**What to do:** Go through the data below and gather each line containing "Rules".

**Source information:**

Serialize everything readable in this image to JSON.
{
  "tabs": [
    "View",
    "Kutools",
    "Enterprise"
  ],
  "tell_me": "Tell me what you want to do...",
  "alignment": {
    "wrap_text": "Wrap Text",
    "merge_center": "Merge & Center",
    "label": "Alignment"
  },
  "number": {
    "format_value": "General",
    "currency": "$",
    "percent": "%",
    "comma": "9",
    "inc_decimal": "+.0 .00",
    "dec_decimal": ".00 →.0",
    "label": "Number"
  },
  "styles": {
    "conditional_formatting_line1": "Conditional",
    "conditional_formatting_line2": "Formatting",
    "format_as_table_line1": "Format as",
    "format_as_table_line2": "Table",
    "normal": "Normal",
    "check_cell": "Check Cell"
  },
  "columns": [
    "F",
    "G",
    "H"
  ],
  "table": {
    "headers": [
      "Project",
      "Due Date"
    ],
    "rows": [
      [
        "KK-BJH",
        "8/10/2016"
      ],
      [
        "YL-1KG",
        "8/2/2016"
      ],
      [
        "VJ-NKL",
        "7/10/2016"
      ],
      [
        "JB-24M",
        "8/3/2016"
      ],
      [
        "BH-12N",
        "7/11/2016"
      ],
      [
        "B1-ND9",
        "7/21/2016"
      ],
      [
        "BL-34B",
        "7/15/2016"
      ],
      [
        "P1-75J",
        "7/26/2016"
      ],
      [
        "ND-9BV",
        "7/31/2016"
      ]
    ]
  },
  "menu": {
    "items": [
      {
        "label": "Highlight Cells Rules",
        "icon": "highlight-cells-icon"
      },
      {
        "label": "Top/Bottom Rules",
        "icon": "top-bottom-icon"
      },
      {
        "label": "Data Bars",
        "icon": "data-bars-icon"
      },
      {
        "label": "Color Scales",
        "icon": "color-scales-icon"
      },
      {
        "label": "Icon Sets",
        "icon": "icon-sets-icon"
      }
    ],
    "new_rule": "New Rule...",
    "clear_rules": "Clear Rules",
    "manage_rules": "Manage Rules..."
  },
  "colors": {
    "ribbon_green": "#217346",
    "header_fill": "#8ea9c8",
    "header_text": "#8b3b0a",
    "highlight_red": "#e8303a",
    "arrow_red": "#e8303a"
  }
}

**Completed exercise:**
        "label": "Highlight Cells Rules",
        "label": "Top/Bottom Rules",
    "clear_rules": "Clear Rules",
    "manage_rules": "Manage Rules..."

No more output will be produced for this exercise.